#### Aim:
Scan the entries below. List each line with "label".

#### Provided material:
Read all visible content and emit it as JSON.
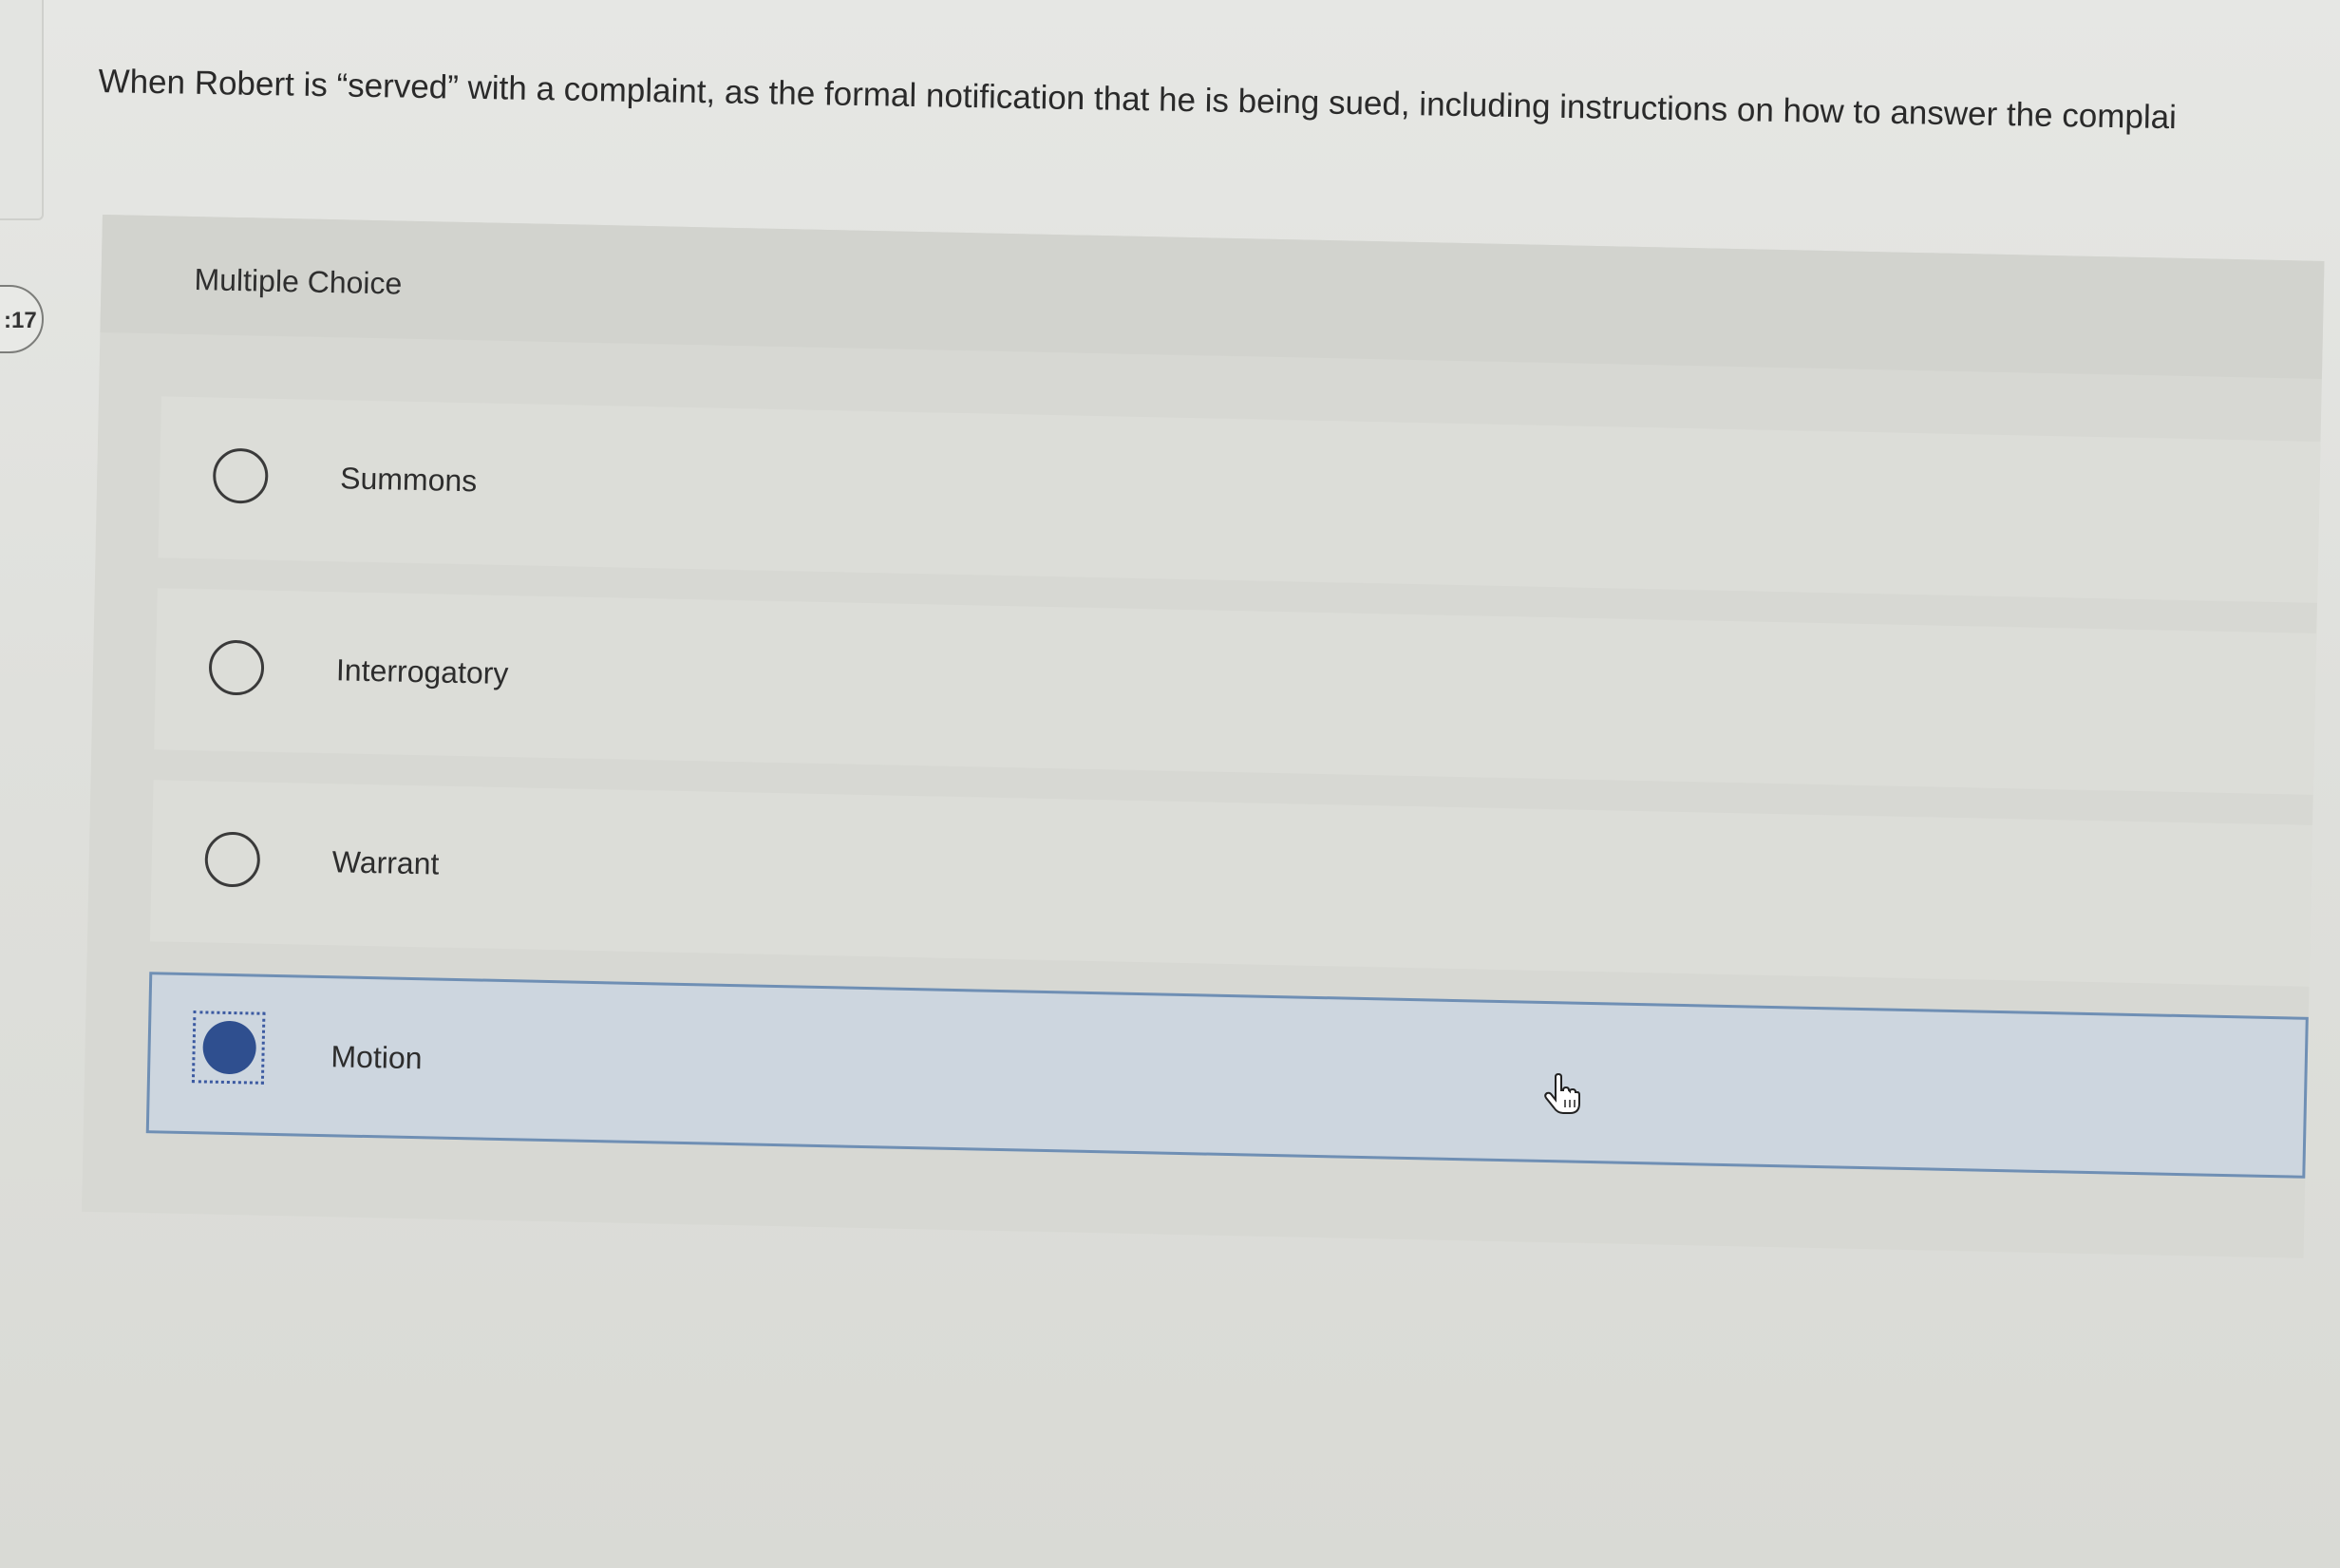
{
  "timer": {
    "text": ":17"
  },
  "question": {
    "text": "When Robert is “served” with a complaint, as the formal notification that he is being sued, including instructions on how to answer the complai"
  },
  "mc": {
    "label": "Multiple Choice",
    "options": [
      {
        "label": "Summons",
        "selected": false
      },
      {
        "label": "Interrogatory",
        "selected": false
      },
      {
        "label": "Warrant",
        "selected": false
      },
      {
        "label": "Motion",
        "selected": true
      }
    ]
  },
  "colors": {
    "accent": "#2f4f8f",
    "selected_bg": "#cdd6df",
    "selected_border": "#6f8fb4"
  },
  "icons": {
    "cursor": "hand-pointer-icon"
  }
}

#### Expected answer:
    "label": "Multiple Choice",
        "label": "Summons",
        "label": "Interrogatory",
        "label": "Warrant",
        "label": "Motion",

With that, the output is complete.